ENUNCIADO 1
Liste todas as pessoas mencionadas pelo nome no trecho sobre Hipólita.
ENUNCIADO 2
Prossiga o trecho sobre Hipólita, começando logo após a última frase apresentada.

TRECHO PARA LEITURA
------------------------------------

Não teve filhos biológicos. Adotou um menino, Antônio Francisco Teixeira, a quem fez herdeiro universal em testamento de 1827; no ano seguinte, o marechal de campo Antônio José Dias Coelho o reconheceria como filho havido com Maria Inácia Policena da Silveira. A maternidade, em Hipólita, foi gesto de vontade, não de acaso.

Mas foi na política, essa palavra que então se confundia com sobrevivência, que sua figura se agigantou. Participou ativamente da Inconfidência Mineira, mesmo após a prisão de Tiradentes, em 10 de maio de 1789 (notícia que só chegaria à Fazenda Ponta do Morro no dia 20). Em sua propriedade, recebeu conjurados e homens ricos da região; promoveu saraus onde se tramou a ruptura; dali expediu orientações de resistência e até determinações de deslocamento de forças.

------------------------------------

Dados de origem
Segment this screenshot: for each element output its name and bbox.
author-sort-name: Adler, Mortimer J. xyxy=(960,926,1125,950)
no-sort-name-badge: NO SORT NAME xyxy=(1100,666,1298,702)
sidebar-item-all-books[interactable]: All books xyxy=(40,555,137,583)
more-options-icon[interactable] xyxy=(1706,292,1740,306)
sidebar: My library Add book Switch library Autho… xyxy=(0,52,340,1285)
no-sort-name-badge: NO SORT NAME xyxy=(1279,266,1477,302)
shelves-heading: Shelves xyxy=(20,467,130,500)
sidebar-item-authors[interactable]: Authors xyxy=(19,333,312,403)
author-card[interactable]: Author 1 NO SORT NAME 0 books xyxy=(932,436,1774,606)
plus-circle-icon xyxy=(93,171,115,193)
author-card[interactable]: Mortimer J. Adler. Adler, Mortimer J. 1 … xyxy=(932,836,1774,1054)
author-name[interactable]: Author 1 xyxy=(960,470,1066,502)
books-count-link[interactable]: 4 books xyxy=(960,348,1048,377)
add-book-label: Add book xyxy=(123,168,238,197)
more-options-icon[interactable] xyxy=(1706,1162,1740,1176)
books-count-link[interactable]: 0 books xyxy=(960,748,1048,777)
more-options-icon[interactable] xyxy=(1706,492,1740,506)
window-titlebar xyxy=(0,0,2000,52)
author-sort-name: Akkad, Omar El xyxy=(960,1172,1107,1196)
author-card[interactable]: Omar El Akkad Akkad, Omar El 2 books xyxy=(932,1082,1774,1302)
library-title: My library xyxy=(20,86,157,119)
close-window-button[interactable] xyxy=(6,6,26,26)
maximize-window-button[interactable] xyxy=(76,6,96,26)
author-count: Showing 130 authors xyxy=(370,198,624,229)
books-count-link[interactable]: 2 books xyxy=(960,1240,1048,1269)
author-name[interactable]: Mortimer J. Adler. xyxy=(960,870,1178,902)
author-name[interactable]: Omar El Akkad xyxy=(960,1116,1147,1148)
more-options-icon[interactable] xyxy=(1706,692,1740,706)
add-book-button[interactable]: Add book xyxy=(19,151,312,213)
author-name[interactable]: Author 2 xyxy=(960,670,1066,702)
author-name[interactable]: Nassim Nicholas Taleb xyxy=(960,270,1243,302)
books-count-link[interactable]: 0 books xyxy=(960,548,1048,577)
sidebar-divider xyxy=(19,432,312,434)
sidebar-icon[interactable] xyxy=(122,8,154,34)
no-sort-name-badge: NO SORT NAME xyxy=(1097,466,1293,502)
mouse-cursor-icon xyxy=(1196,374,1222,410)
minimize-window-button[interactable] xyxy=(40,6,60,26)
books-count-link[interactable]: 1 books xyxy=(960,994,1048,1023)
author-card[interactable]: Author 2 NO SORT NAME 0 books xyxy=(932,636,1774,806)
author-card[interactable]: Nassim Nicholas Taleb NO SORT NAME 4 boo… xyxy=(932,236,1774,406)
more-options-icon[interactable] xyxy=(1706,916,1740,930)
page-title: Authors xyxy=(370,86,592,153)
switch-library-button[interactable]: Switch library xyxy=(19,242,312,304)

------------------------------------

RESPOSTA ESCRITA 1
Antônio Francisco Teixeira; Antônio José Dias Coelho; Maria Inácia Policena da Silveira; Hipólita; Tiradentes.

RESPOSTA ESCRITA 2
Foi a única mulher reconhecida formalmente como inconfidente. Não chegou a ser processada por lesa-majestade, mas sofreu sanções severas. Por ordem do Visconde de Barbacena, todos os bens do casal foram confiscados, inclusive os que ela herdara e que, pelo regime jurídico da época, não deveriam comunicar-se ao marido. A Fazenda Ponta do Morro e tudo o que a guarnecia foi tomado. Nenhuma outra esposa de inconfidente padeceu semelhante rigor. A perda patrimonial, ali, era sentença política: só se confisca assim quem se reconhece como parte ativa da conjuração.

Impostos e morte

O ano de 1789 respirava tensão. O governo colonial elevava impostos para sustentar gastos públicos imoderados e ameaçava lançar a derrama, a cobrança compulsória de atrasos na cota anual de ouro, estimados desde 1773. Falava-se em 538 arrobas, cerca de 8.070 quilos de ouro. Uma cifra impagável, que pairava sobre Minas como tempestade anunciada.

Hipólita, filha de portugueses, dizia-se “filha das Minas”. E, no auge da crise, teria afirmado: “Quem não é capaz para as coisas, não se meta nelas. E mais vale morrer com honra que viver com desonra”.

Passaram-se mais de dois séculos, e o Brasil segue a travar suas batalhas com o fisco. Mudaram-se os instrumentos; permaneceu a angústia. Já não falamos em arrobas de ouro, mas em percentuais que corroem a produção, a indústria, o comércio e, sobretudo, a esperança. A carga tributária brasileira figura entre as mais altas do mundo em desenvolvimento, enquanto o retorno social nem sempre acompanha o sacrifício exigido.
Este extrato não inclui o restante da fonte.